[SOURCE]
-- -- --
1

How do I compute the average duration of records whose end_date is 1-hour before this record's start_date?

I can do this with a self-join:

  SELECT AVG(p.duration) AS prior_duration
  FROM `bigquery-public-data`.london_bicycles.cycle_hire c
  JOIN `bigquery-public-data`.london_bicycles.cycle_hire p
  ON c.start_station_id = p.start_station_id AND
     p.end_date BETWEEN TIMESTAMP_SUB(c.start_date, INTERVAL 3600 SECOND)
                  AND c.start_date

but how can I do it more efficiently (without a self-join)? something along the lines of:

AVG(duration)
         OVER(PARTITION BY start_station_id
         ORDER BY UNIX_SECONDS(end_date) ASC 
         RANGE BETWEEN 3600 PRECEDING AND CURRENT ROW) AS prior_duration

but which uses the start_date of current records.
-- -- --
[PROVIDED INFORMATION]
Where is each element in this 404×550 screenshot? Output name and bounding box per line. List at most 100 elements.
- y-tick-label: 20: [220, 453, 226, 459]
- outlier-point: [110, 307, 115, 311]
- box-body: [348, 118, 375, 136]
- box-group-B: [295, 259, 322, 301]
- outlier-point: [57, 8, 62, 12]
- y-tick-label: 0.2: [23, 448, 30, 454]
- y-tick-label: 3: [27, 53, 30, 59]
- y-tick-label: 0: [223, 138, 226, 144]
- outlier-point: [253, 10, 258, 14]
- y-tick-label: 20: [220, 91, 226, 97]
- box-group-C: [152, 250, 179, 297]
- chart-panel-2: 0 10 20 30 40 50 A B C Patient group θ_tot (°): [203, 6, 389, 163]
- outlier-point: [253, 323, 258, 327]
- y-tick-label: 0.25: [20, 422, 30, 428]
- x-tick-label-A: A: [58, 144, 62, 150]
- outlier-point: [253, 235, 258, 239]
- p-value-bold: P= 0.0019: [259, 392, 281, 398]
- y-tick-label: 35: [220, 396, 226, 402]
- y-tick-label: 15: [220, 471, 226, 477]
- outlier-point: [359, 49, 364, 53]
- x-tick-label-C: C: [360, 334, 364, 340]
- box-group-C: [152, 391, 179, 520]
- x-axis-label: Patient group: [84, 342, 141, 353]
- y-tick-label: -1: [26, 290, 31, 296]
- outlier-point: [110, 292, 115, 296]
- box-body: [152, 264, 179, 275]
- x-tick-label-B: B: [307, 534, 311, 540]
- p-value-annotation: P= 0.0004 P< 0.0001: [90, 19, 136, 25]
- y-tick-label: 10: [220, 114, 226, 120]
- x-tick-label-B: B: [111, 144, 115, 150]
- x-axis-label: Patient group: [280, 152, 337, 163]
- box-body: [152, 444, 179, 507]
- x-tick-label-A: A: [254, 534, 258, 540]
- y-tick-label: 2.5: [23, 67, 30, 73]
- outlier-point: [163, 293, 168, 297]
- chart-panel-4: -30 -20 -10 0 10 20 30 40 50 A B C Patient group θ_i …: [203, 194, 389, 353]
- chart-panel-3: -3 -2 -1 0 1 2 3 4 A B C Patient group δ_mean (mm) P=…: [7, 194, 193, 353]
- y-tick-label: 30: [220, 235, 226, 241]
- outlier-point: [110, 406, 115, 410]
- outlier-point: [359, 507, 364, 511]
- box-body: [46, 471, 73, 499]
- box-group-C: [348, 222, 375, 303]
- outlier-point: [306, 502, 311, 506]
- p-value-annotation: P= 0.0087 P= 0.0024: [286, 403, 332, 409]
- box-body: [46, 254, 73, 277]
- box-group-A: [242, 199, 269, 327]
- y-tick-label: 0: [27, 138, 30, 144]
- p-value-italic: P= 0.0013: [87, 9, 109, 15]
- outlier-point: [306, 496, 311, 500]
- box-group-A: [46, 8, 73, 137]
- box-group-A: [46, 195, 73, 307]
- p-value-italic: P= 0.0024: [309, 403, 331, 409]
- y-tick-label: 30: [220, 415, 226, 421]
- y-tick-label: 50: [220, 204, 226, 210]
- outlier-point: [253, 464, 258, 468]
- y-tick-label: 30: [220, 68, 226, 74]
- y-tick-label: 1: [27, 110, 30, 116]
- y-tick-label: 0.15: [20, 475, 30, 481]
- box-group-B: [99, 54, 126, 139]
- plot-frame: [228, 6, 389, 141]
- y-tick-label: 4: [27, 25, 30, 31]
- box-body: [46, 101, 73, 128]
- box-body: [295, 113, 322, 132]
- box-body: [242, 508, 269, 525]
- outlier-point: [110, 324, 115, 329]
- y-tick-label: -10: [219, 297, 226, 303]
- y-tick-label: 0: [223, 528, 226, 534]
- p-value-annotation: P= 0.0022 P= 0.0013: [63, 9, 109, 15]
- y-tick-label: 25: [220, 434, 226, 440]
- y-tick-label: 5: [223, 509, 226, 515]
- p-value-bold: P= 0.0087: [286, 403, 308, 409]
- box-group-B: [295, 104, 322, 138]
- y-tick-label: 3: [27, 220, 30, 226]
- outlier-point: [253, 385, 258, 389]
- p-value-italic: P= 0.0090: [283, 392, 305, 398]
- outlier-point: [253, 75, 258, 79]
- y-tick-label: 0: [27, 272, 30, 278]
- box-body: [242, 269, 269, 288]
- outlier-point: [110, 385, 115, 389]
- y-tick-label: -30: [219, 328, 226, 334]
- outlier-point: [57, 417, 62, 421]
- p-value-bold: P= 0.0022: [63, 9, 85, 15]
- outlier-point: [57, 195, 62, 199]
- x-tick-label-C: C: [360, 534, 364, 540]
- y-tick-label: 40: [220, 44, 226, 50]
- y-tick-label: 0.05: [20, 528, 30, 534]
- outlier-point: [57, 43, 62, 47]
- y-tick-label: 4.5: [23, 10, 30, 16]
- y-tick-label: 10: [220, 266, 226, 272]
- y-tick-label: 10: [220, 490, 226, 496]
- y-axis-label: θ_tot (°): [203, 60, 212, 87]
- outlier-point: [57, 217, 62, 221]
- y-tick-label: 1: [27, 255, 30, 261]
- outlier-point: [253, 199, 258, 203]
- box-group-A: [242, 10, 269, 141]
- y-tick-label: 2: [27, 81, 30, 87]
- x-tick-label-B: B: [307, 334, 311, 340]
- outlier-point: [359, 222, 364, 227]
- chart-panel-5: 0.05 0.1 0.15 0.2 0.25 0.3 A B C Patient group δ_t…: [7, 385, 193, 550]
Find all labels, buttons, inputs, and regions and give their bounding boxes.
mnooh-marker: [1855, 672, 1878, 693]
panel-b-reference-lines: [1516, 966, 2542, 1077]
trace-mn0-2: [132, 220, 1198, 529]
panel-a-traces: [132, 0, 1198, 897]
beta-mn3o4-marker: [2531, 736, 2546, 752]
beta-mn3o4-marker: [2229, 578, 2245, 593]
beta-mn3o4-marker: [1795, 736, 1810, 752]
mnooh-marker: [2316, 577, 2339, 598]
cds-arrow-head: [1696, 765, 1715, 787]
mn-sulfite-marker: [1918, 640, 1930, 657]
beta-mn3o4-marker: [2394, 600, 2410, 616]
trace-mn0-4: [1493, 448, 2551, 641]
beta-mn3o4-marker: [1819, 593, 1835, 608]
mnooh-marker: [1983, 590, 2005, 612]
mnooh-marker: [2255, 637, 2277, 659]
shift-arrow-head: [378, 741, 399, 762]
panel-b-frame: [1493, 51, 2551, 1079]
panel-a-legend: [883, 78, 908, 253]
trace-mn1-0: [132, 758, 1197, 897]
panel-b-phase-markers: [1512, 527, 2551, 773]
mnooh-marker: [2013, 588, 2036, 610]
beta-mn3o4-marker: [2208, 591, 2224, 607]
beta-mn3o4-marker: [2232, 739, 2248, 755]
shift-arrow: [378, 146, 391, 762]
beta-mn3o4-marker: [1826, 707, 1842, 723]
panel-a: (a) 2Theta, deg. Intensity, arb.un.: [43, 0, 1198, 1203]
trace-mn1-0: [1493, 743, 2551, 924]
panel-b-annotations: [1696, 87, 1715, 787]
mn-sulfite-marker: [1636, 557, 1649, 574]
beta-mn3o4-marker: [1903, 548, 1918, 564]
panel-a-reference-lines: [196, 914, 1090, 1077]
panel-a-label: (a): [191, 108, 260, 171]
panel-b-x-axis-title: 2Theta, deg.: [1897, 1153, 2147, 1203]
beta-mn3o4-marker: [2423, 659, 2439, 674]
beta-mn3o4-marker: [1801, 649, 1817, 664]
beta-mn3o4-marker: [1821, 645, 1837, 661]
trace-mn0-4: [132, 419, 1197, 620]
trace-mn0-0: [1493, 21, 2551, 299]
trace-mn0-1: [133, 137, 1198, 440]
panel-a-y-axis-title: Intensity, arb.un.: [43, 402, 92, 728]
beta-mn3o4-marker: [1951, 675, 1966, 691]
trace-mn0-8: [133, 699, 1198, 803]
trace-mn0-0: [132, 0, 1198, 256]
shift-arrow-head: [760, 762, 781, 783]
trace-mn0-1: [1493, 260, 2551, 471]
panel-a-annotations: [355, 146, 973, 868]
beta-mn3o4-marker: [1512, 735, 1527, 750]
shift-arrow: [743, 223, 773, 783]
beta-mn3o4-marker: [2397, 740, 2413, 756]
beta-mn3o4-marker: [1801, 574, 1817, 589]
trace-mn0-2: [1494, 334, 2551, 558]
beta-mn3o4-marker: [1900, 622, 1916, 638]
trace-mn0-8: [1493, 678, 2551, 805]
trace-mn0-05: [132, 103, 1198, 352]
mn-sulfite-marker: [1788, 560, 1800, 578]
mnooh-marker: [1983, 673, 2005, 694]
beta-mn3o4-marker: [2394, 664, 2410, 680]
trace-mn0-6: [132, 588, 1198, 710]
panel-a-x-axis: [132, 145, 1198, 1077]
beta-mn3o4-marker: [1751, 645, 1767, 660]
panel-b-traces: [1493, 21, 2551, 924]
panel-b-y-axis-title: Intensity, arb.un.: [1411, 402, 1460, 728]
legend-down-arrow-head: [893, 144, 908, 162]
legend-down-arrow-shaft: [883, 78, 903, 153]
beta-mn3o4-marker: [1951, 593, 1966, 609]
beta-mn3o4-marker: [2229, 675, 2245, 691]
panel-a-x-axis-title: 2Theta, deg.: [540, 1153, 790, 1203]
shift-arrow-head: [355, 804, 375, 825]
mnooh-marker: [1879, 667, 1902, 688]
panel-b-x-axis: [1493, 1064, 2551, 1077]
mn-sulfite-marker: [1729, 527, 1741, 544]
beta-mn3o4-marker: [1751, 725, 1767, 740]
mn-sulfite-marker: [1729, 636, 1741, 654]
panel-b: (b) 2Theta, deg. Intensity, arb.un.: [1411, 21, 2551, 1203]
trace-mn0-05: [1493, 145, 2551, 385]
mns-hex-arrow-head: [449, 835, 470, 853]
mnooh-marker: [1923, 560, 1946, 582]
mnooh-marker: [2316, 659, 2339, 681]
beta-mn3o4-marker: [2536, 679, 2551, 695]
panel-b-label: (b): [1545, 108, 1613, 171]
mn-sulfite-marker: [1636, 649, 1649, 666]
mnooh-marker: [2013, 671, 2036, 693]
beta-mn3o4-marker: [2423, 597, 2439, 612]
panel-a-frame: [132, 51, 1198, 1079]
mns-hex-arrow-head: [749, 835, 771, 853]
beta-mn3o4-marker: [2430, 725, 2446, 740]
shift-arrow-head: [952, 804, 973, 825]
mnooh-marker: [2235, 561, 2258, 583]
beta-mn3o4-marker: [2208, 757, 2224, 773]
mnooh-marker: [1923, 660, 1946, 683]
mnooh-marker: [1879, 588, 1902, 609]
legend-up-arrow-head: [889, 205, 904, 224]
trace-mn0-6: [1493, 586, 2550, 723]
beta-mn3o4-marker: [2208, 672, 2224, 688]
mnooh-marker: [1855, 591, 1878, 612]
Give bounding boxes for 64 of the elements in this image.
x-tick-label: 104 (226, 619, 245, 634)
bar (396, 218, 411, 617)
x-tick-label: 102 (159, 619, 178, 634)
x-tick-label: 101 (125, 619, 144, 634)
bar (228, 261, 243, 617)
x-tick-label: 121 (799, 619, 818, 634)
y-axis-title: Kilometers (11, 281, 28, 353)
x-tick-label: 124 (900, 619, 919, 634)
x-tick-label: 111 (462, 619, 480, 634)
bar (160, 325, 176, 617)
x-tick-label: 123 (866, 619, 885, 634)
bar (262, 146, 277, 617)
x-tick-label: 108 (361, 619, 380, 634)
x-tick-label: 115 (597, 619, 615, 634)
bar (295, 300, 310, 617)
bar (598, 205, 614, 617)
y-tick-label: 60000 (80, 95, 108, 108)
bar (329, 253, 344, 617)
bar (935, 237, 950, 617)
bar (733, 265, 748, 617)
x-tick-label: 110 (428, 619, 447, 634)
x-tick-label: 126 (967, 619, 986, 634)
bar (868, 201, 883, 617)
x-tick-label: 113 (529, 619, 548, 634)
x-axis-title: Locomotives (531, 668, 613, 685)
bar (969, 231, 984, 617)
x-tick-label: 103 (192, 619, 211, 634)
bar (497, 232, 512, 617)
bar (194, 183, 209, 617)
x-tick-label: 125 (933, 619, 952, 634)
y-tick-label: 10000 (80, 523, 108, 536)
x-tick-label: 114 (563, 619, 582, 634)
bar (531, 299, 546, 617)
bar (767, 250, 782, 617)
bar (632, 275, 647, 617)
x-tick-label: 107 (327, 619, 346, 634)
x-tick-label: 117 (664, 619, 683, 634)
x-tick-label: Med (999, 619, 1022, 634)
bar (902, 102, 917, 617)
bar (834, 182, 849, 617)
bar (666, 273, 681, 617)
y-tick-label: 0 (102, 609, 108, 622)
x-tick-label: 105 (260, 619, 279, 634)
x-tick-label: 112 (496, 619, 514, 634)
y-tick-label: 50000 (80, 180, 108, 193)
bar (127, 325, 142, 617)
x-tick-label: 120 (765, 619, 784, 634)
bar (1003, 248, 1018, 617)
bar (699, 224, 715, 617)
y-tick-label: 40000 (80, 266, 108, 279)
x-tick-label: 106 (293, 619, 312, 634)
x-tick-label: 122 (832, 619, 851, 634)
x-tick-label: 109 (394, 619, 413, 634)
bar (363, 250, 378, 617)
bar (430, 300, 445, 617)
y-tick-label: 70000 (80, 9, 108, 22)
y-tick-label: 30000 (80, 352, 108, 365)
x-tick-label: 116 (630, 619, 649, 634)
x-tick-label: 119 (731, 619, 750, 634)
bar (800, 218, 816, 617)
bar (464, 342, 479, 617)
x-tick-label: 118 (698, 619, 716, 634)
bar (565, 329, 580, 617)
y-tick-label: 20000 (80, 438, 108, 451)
-- -- --
[YOUR TASKS]
[A] In the BigQuery question, how wide a window before the current record's start_date does the self-join query use?
[B] Continue the BigQuery question about average prior duration, picking up after its final sentence.

[TASK-BY-TASK RESULTS]
[A] 3600 seconds.

[B]
Lak
  • 3,876
  • 20
  • 34
  • 1
    it is not clear what is your desired result! is it average across the trips by start_station (so the output will have as many rows as number of stations) or the average value for each and every trip based on `1-hour before this record's start` rule (so the output will have as many rows as original table)? – Mikhail Berlyant May 15 '19 at 20:47
  • @Lak I THINK I understand the question, but just for clarity, based on your most recent comment the `PARTITION BY start_station_id` clause in the 'something along the lines of...' code block above isn't needed, right? – Stewart_R May 16 '19 at 19:20
  • 1
    The partition by is needed. I should edit my explanation: output will have as many rows as original table. The average value for each and every record based on trips that were *started at this station* and ended in the 1 hour before this record's start time. – Lak May 17 '19 at 08:55

2 Answers2

2

UPDATE: See Mikhail's comment. this doesn't work. I've updated the query avoid BigQuery doing a quick optimization.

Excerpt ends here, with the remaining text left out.